Task instructions
Return, word for word, every line that follows.

Task material
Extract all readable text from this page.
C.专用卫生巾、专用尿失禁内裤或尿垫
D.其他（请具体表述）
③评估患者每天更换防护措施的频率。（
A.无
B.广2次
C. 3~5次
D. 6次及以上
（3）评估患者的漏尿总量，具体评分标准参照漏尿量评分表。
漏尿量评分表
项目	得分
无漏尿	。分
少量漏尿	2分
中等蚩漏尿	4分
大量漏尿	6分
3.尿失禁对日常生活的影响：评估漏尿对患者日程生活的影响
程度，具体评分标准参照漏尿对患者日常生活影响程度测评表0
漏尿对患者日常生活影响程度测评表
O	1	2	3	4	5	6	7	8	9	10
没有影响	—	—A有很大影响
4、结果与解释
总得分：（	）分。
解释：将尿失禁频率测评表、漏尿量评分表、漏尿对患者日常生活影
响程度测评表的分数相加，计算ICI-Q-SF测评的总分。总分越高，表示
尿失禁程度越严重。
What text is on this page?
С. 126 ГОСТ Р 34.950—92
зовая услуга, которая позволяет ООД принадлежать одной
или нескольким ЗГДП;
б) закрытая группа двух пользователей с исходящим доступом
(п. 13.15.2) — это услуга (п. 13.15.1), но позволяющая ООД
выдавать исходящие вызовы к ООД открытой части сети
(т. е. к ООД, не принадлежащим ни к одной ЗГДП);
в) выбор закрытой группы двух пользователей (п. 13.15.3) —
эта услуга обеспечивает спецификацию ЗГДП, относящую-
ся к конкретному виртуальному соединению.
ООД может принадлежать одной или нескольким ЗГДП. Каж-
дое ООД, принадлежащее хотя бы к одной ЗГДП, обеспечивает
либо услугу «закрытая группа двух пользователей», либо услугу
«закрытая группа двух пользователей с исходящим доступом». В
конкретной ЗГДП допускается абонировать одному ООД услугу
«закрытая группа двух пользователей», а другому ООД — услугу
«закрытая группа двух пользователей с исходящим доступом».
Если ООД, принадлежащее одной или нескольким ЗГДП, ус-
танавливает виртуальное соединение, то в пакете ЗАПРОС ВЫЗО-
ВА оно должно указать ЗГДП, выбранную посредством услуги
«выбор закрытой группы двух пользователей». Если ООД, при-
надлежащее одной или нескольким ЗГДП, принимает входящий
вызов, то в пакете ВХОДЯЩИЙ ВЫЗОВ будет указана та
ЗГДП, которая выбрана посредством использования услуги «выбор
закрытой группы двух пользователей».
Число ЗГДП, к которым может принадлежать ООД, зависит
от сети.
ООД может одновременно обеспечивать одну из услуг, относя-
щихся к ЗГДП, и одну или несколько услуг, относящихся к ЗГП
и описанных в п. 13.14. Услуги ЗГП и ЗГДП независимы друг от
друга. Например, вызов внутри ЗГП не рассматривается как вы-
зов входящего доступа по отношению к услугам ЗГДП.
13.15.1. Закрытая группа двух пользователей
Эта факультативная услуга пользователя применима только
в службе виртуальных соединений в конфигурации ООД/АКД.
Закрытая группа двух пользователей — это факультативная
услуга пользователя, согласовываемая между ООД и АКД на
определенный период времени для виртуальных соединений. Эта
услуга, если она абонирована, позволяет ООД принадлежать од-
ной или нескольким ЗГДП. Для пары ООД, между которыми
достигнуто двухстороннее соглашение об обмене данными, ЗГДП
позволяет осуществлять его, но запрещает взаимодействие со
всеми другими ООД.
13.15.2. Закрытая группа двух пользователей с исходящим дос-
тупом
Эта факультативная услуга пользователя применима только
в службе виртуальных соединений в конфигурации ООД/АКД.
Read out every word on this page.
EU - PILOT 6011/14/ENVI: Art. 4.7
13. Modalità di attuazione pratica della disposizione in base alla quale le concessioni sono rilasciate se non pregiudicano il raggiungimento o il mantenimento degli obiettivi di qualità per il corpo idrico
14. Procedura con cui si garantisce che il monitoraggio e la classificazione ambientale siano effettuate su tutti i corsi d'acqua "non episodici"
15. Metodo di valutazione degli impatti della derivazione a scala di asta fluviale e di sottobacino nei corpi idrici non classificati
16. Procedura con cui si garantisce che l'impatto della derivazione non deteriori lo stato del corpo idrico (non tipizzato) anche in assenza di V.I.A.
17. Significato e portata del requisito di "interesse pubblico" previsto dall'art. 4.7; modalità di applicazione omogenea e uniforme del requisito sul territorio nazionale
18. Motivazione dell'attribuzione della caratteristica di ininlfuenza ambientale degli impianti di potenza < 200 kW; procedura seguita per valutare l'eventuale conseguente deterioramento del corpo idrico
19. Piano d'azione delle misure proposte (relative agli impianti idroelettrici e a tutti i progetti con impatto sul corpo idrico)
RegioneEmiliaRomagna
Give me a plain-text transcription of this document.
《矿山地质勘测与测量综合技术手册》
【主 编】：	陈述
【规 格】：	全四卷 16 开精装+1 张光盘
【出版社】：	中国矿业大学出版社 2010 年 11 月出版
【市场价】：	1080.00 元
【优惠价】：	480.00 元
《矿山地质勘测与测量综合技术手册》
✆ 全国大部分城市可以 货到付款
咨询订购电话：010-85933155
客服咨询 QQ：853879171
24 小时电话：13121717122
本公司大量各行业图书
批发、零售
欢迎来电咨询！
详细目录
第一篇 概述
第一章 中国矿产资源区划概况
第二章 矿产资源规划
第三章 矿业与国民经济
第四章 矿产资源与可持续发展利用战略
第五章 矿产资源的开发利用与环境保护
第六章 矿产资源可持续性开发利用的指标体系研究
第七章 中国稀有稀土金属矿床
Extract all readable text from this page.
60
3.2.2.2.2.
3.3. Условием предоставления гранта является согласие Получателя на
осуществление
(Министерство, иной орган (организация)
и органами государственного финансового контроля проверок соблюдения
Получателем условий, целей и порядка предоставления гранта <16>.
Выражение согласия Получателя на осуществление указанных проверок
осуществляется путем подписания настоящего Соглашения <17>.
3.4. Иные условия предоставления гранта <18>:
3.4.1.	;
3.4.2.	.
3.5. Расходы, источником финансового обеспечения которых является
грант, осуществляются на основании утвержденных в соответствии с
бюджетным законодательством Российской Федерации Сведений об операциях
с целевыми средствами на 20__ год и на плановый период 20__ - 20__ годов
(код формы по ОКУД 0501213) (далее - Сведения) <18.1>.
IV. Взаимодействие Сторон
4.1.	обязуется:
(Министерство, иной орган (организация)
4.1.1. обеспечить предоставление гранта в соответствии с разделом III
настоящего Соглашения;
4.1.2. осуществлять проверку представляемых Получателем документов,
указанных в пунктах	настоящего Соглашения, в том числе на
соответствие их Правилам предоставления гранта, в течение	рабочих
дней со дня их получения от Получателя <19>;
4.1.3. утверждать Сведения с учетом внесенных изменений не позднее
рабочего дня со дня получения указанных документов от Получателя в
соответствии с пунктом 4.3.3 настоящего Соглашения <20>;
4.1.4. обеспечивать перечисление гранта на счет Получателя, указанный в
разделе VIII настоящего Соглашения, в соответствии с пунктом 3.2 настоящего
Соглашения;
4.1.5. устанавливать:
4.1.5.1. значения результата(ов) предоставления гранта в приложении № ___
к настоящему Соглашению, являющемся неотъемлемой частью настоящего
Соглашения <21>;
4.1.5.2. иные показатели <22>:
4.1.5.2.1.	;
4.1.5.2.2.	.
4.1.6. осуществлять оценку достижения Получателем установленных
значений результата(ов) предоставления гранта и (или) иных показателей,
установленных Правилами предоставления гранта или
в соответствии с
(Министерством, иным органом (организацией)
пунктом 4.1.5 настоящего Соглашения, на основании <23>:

Result for this task
Extract all readable text from this page.
C.专用卫生巾、专用尿失禁内裤或尿垫
D.其他（请具体表述）
③评估患者每天更换防护措施的频率。（
A.无
B.广2次
C. 3~5次
D. 6次及以上
（3）评估患者的漏尿总量，具体评分标准参照漏尿量评分表。
漏尿量评分表
项目	得分
无漏尿	。分
少量漏尿	2分
中等蚩漏尿	4分
大量漏尿	6分
3.尿失禁对日常生活的影响：评估漏尿对患者日程生活的影响
程度，具体评分标准参照漏尿对患者日常生活影响程度测评表0
漏尿对患者日常生活影响程度测评表
O	1	2	3	4	5	6	7	8	9	10
没有影响	—	—A有很大影响
4、结果与解释
总得分：（	）分。
解释：将尿失禁频率测评表、漏尿量评分表、漏尿对患者日常生活影
响程度测评表的分数相加，计算ICI-Q-SF测评的总分。总分越高，表示
尿失禁程度越严重。
What text is on this page?
С. 126 ГОСТ Р 34.950—92
зовая услуга, которая позволяет ООД принадлежать одной
или нескольким ЗГДП;
б) закрытая группа двух пользователей с исходящим доступом
(п. 13.15.2) — это услуга (п. 13.15.1), но позволяющая ООД
выдавать исходящие вызовы к ООД открытой части сети
(т. е. к ООД, не принадлежащим ни к одной ЗГДП);
в) выбор закрытой группы двух пользователей (п. 13.15.3) —
эта услуга обеспечивает спецификацию ЗГДП, относящую-
ся к конкретному виртуальному соединению.
ООД может принадлежать одной или нескольким ЗГДП. Каж-
дое ООД, принадлежащее хотя бы к одной ЗГДП, обеспечивает
либо услугу «закрытая группа двух пользователей», либо услугу
«закрытая группа двух пользователей с исходящим доступом». В
конкретной ЗГДП допускается абонировать одному ООД услугу
«закрытая группа двух пользователей», а другому ООД — услугу
«закрытая группа двух пользователей с исходящим доступом».
Если ООД, принадлежащее одной или нескольким ЗГДП, ус-
танавливает виртуальное соединение, то в пакете ЗАПРОС ВЫЗО-
ВА оно должно указать ЗГДП, выбранную посредством услуги
«выбор закрытой группы двух пользователей». Если ООД, при-
надлежащее одной или нескольким ЗГДП, принимает входящий
вызов, то в пакете ВХОДЯЩИЙ ВЫЗОВ будет указана та
ЗГДП, которая выбрана посредством использования услуги «выбор
закрытой группы двух пользователей».
Число ЗГДП, к которым может принадлежать ООД, зависит
от сети.
ООД может одновременно обеспечивать одну из услуг, относя-
щихся к ЗГДП, и одну или несколько услуг, относящихся к ЗГП
и описанных в п. 13.14. Услуги ЗГП и ЗГДП независимы друг от
друга. Например, вызов внутри ЗГП не рассматривается как вы-
зов входящего доступа по отношению к услугам ЗГДП.
13.15.1. Закрытая группа двух пользователей
Эта факультативная услуга пользователя применима только
в службе виртуальных соединений в конфигурации ООД/АКД.
Закрытая группа двух пользователей — это факультативная
услуга пользователя, согласовываемая между ООД и АКД на
определенный период времени для виртуальных соединений. Эта
услуга, если она абонирована, позволяет ООД принадлежать од-
ной или нескольким ЗГДП. Для пары ООД, между которыми
достигнуто двухстороннее соглашение об обмене данными, ЗГДП
позволяет осуществлять его, но запрещает взаимодействие со
всеми другими ООД.
13.15.2. Закрытая группа двух пользователей с исходящим дос-
тупом
Эта факультативная услуга пользователя применима только
в службе виртуальных соединений в конфигурации ООД/АКД.
Read out every word on this page.
EU - PILOT 6011/14/ENVI: Art. 4.7
13. Modalità di attuazione pratica della disposizione in base alla quale le concessioni sono rilasciate se non pregiudicano il raggiungimento o il mantenimento degli obiettivi di qualità per il corpo idrico
14. Procedura con cui si garantisce che il monitoraggio e la classificazione ambientale siano effettuate su tutti i corsi d'acqua "non episodici"
15. Metodo di valutazione degli impatti della derivazione a scala di asta fluviale e di sottobacino nei corpi idrici non classificati
16. Procedura con cui si garantisce che l'impatto della derivazione non deteriori lo stato del corpo idrico (non tipizzato) anche in assenza di V.I.A.
17. Significato e portata del requisito di "interesse pubblico" previsto dall'art. 4.7; modalità di applicazione omogenea e uniforme del requisito sul territorio nazionale
18. Motivazione dell'attribuzione della caratteristica di ininlfuenza ambientale degli impianti di potenza < 200 kW; procedura seguita per valutare l'eventuale conseguente deterioramento del corpo idrico
19. Piano d'azione delle misure proposte (relative agli impianti idroelettrici e a tutti i progetti con impatto sul corpo idrico)
RegioneEmiliaRomagna
Give me a plain-text transcription of this document.
《矿山地质勘测与测量综合技术手册》
【主 编】：	陈述
【规 格】：	全四卷 16 开精装+1 张光盘
【出版社】：	中国矿业大学出版社 2010 年 11 月出版
【市场价】：	1080.00 元
【优惠价】：	480.00 元
《矿山地质勘测与测量综合技术手册》
✆ 全国大部分城市可以 货到付款
咨询订购电话：010-85933155
客服咨询 QQ：853879171
24 小时电话：13121717122
本公司大量各行业图书
批发、零售
欢迎来电咨询！
详细目录
第一篇 概述
第一章 中国矿产资源区划概况
第二章 矿产资源规划
第三章 矿业与国民经济
第四章 矿产资源与可持续发展利用战略
第五章 矿产资源的开发利用与环境保护
第六章 矿产资源可持续性开发利用的指标体系研究
第七章 中国稀有稀土金属矿床
Extract all readable text from this page.
60
3.2.2.2.2.
3.3. Условием предоставления гранта является согласие Получателя на
осуществление
(Министерство, иной орган (организация)
и органами государственного финансового контроля проверок соблюдения
Получателем условий, целей и порядка предоставления гранта <16>.
Выражение согласия Получателя на осуществление указанных проверок
осуществляется путем подписания настоящего Соглашения <17>.
3.4. Иные условия предоставления гранта <18>:
3.4.1.	;
3.4.2.	.
3.5. Расходы, источником финансового обеспечения которых является
грант, осуществляются на основании утвержденных в соответствии с
бюджетным законодательством Российской Федерации Сведений об операциях
с целевыми средствами на 20__ год и на плановый период 20__ - 20__ годов
(код формы по ОКУД 0501213) (далее - Сведения) <18.1>.
IV. Взаимодействие Сторон
4.1.	обязуется:
(Министерство, иной орган (организация)
4.1.1. обеспечить предоставление гранта в соответствии с разделом III
настоящего Соглашения;
4.1.2. осуществлять проверку представляемых Получателем документов,
указанных в пунктах	настоящего Соглашения, в том числе на
соответствие их Правилам предоставления гранта, в течение	рабочих
дней со дня их получения от Получателя <19>;
4.1.3. утверждать Сведения с учетом внесенных изменений не позднее
рабочего дня со дня получения указанных документов от Получателя в
соответствии с пунктом 4.3.3 настоящего Соглашения <20>;
4.1.4. обеспечивать перечисление гранта на счет Получателя, указанный в
разделе VIII настоящего Соглашения, в соответствии с пунктом 3.2 настоящего
Соглашения;
4.1.5. устанавливать:
4.1.5.1. значения результата(ов) предоставления гранта в приложении № ___
к настоящему Соглашению, являющемся неотъемлемой частью настоящего
Соглашения <21>;
4.1.5.2. иные показатели <22>:
4.1.5.2.1.	;
4.1.5.2.2.	.
4.1.6. осуществлять оценку достижения Получателем установленных
значений результата(ов) предоставления гранта и (или) иных показателей,
установленных Правилами предоставления гранта или
в соответствии с
(Министерством, иным органом (организацией)
пунктом 4.1.5 настоящего Соглашения, на основании <23>:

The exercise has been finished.